_Work instructions_.
Transcribe the data that follows precisely, omitting nothing.

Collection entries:
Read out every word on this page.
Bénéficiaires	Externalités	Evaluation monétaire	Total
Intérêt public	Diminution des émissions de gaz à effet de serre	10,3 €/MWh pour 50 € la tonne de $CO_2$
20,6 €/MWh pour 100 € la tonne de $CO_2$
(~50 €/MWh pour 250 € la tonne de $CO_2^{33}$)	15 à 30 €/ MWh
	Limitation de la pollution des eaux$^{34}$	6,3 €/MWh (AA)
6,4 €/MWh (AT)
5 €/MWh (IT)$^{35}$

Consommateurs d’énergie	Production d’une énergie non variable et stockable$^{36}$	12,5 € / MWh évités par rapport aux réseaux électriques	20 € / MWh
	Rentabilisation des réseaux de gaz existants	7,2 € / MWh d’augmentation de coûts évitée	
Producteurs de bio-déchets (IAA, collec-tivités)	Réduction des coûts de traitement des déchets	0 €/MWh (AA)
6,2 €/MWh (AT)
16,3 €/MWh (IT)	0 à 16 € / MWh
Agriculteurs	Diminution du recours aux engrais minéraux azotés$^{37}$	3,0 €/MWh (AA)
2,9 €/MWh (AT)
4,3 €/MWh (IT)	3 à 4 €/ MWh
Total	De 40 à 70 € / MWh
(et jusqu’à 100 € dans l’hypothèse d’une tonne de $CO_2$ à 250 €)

_The result_.
Read out every word on this page.
Bénéficiaires	Externalités	Evaluation monétaire	Total
Intérêt public	Diminution des émissions de gaz à effet de serre	10,3 €/MWh pour 50 € la tonne de $CO_2$
20,6 €/MWh pour 100 € la tonne de $CO_2$
(~50 €/MWh pour 250 € la tonne de $CO_2^{33}$)	15 à 30 €/ MWh
	Limitation de la pollution des eaux$^{34}$	6,3 €/MWh (AA)
6,4 €/MWh (AT)
5 €/MWh (IT)$^{35}$

Consommateurs d’énergie	Production d’une énergie non variable et stockable$^{36}$	12,5 € / MWh évités par rapport aux réseaux électriques	20 € / MWh
	Rentabilisation des réseaux de gaz existants	7,2 € / MWh d’augmentation de coûts évitée	
Producteurs de bio-déchets (IAA, collec-tivités)	Réduction des coûts de traitement des déchets	0 €/MWh (AA)
6,2 €/MWh (AT)
16,3 €/MWh (IT)	0 à 16 € / MWh
Agriculteurs	Diminution du recours aux engrais minéraux azotés$^{37}$	3,0 €/MWh (AA)
2,9 €/MWh (AT)
4,3 €/MWh (IT)	3 à 4 €/ MWh
Total	De 40 à 70 € / MWh
(et jusqu’à 100 € dans l’hypothèse d’une tonne de $CO_2$ à 250 €)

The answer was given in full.